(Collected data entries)
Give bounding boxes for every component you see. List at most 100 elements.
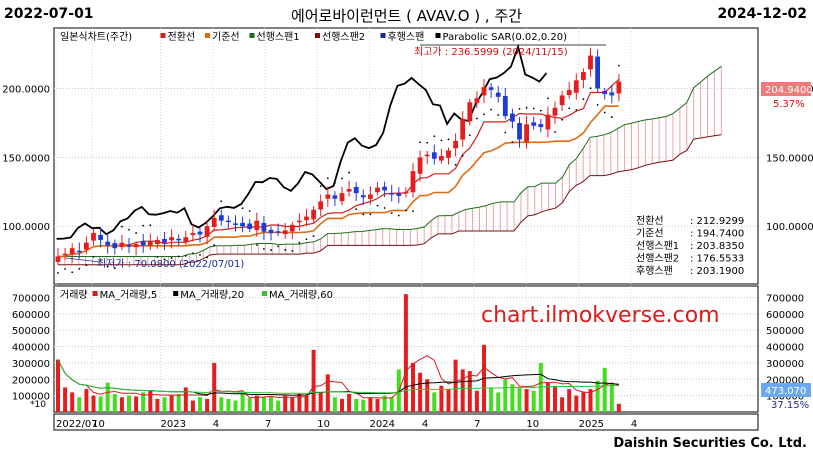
candle-body [403,191,409,194]
candle-body [339,193,345,202]
candle-body [389,193,395,195]
leading-span2-line [58,134,722,266]
volume-bar [567,389,572,412]
candle-body [162,238,167,243]
sar-dot [383,207,386,209]
legend-swatch [249,33,255,38]
sar-dot [312,235,315,238]
candle-body [424,154,430,157]
sar-dot [525,106,528,109]
legend-swatch [92,291,98,296]
candle-body [538,124,544,128]
sar-dot [447,138,450,141]
volume-tick-right: 700000 [766,293,804,304]
x-tick-label: 7 [265,419,271,430]
volume-tick-left: 400000 [12,343,50,354]
candle-body [240,222,245,227]
price-legend-label: 기준선 [212,31,240,43]
volume-bar [389,397,394,412]
sar-dot [291,249,294,252]
candle-body [368,194,373,199]
candle-body [502,96,508,117]
sar-dot [234,206,237,208]
ichimoku-label: 전환선 [636,215,664,227]
high-label: 최고가 : 236.5999 (2024/11/15) [414,46,568,58]
volume-bar [127,395,131,412]
sar-dot [170,257,173,259]
end-date: 2024-12-02 [717,6,807,22]
sar-dot [547,97,549,100]
volume-tick-left: 500000 [12,326,50,337]
volume-tick-right: 500000 [766,326,804,337]
volume-bar [616,403,621,412]
volume-bar [91,395,96,412]
candle-body [410,171,416,193]
overlay-text: 일본식차트(주간) 전환선 기준선 선행스팬1 선행스팬2 후행스팬 Parabolic S… [60,31,813,411]
candle-body [616,81,622,94]
volume-bar [510,384,515,412]
volume-bar [553,385,557,412]
candle-body [353,186,359,194]
volume-bar [112,394,117,412]
candle-body [559,95,565,106]
candle-body [226,220,231,223]
volume-bar [233,400,238,412]
sar-dot [121,225,123,228]
volume-bar [474,390,479,412]
sar-dot [561,118,563,121]
candle-body [98,235,103,240]
ichimoku-label: 선행스팬1 [636,240,679,252]
volume-bar [361,399,366,412]
candle-body [69,248,75,255]
watermark: chart.ilmokverse.com [481,303,720,328]
footer-credit: Daishin Securities Co. Ltd. [613,436,807,451]
sar-dot [298,241,301,244]
indicator-lines [56,43,722,274]
ichimoku-value: : 212.9299 [690,216,744,227]
volume-tick-left: 300000 [12,359,50,370]
candle-body [247,223,253,229]
sar-dot [284,249,287,251]
volume-legend-label: MA_거래량,60 [269,289,333,301]
price-change-pct: 5.37% [773,99,805,110]
candle-body [325,194,331,199]
volume-bar [403,294,408,412]
candle-body [609,92,615,96]
price-tick-left: 100.0000 [2,222,50,233]
x-tick-label: 4 [213,419,219,430]
sar-dot [568,107,571,110]
volume-bar [581,392,586,412]
volume-bar [119,397,124,412]
volume-tick-left: 600000 [12,310,50,321]
sar-dot [241,207,244,210]
volume-bar [148,390,153,412]
legend-swatch [315,33,320,38]
sar-dot [433,135,436,138]
candle-body [382,186,387,191]
candle-body [112,243,118,249]
x-tick-label: 2023 [161,419,186,430]
volume-ma60-line [57,359,619,394]
candle-body [375,187,380,193]
sar-dot [270,249,272,251]
volume-tick-right: 200000 [766,375,804,386]
candle-body [62,253,68,256]
sar-dot [277,245,279,248]
volume-bar [489,387,494,412]
sar-dot [362,213,365,216]
candle-body [140,241,146,246]
sar-dot [177,255,180,258]
volume-bar [311,349,316,412]
candle-body [474,98,480,103]
ichimoku-label: 기준선 [636,228,664,240]
sar-dot [263,247,265,250]
current-price-badge [761,82,811,96]
sar-dot [412,210,414,213]
candle-body [588,55,593,70]
chart-title: 에어로바이런먼트 ( AVAV.O ) , 주간 [290,7,523,25]
candle-body [76,250,82,253]
sar-dot [319,185,322,188]
x-tick-label: 10 [92,419,105,430]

WHAT THE TASK ASKS » Write out all the lines again, switching "volume-bar" to "volume-column" everywhere and keeping everything else the same. Leave the pictures out of your answer.

THE RESPONSE »
Give bounding boxes for every component you see. List at most 100 elements.
candle-body [403,191,409,194]
candle-body [339,193,345,202]
candle-body [389,193,395,195]
leading-span2-line [58,134,722,266]
volume-column [567,389,572,412]
candle-body [162,238,167,243]
sar-dot [383,207,386,209]
legend-swatch [249,33,255,38]
sar-dot [312,235,315,238]
candle-body [424,154,430,157]
sar-dot [525,106,528,109]
legend-swatch [92,291,98,296]
candle-body [538,124,544,128]
sar-dot [447,138,450,141]
volume-tick-right: 700000 [766,293,804,304]
x-tick-label: 7 [265,419,271,430]
volume-tick-left: 400000 [12,343,50,354]
candle-body [240,222,245,227]
price-legend-label: 기준선 [212,31,240,43]
volume-column [389,397,394,412]
sar-dot [291,249,294,252]
candle-body [368,194,373,199]
candle-body [502,96,508,117]
sar-dot [234,206,237,208]
ichimoku-label: 전환선 [636,215,664,227]
high-label: 최고가 : 236.5999 (2024/11/15) [414,46,568,58]
volume-column [127,395,131,412]
sar-dot [170,257,173,259]
end-date: 2024-12-02 [717,6,807,22]
sar-dot [547,97,549,100]
volume-tick-left: 500000 [12,326,50,337]
volume-tick-right: 500000 [766,326,804,337]
volume-column [616,403,621,412]
volume-column [91,395,96,412]
candle-body [410,171,416,193]
overlay-text: 일본식차트(주간) 전환선 기준선 선행스팬1 선행스팬2 후행스팬 Parabolic S… [60,31,813,411]
candle-body [616,81,622,94]
volume-column [510,384,515,412]
volume-column [553,385,557,412]
candle-body [353,186,359,194]
volume-column [112,394,117,412]
candle-body [559,95,565,106]
candle-body [226,220,231,223]
volume-column [233,400,238,412]
sar-dot [121,225,123,228]
volume-column [474,390,479,412]
sar-dot [561,118,563,121]
candle-body [98,235,103,240]
ichimoku-label: 선행스팬1 [636,240,679,252]
volume-column [361,399,366,412]
candle-body [69,248,75,255]
watermark: chart.ilmokverse.com [481,303,720,328]
footer-credit: Daishin Securities Co. Ltd. [613,436,807,451]
sar-dot [298,241,301,244]
indicator-lines [56,43,722,274]
ichimoku-value: : 212.9299 [690,216,744,227]
volume-tick-left: 300000 [12,359,50,370]
candle-body [247,223,253,229]
sar-dot [284,249,287,251]
volume-legend-label: MA_거래량,60 [269,289,333,301]
price-change-pct: 5.37% [773,99,805,110]
candle-body [325,194,331,199]
volume-column [403,294,408,412]
candle-body [609,92,615,96]
price-tick-left: 100.0000 [2,222,50,233]
x-tick-label: 4 [213,419,219,430]
sar-dot [568,107,571,110]
volume-column [581,392,586,412]
volume-column [119,397,124,412]
volume-tick-left: 600000 [12,310,50,321]
sar-dot [241,207,244,210]
volume-column [148,390,153,412]
legend-swatch [315,33,320,38]
sar-dot [433,135,436,138]
candle-body [382,186,387,191]
candle-body [112,243,118,249]
x-tick-label: 2023 [161,419,186,430]
volume-ma60-line [57,359,619,394]
candle-body [375,187,380,193]
sar-dot [270,249,272,251]
volume-tick-right: 200000 [766,375,804,386]
candle-body [62,253,68,256]
sar-dot [277,245,279,248]
volume-column [489,387,494,412]
sar-dot [362,213,365,216]
candle-body [140,241,146,246]
sar-dot [177,255,180,258]
volume-column [311,349,316,412]
candle-body [474,98,480,103]
ichimoku-label: 기준선 [636,228,664,240]
sar-dot [263,247,265,250]
current-price-badge [761,82,811,96]
sar-dot [412,210,414,213]
candle-body [588,55,593,70]
chart-title: 에어로바이런먼트 ( AVAV.O ) , 주간 [290,7,523,25]
candle-body [76,250,82,253]
sar-dot [319,185,322,188]
x-tick-label: 10 [92,419,105,430]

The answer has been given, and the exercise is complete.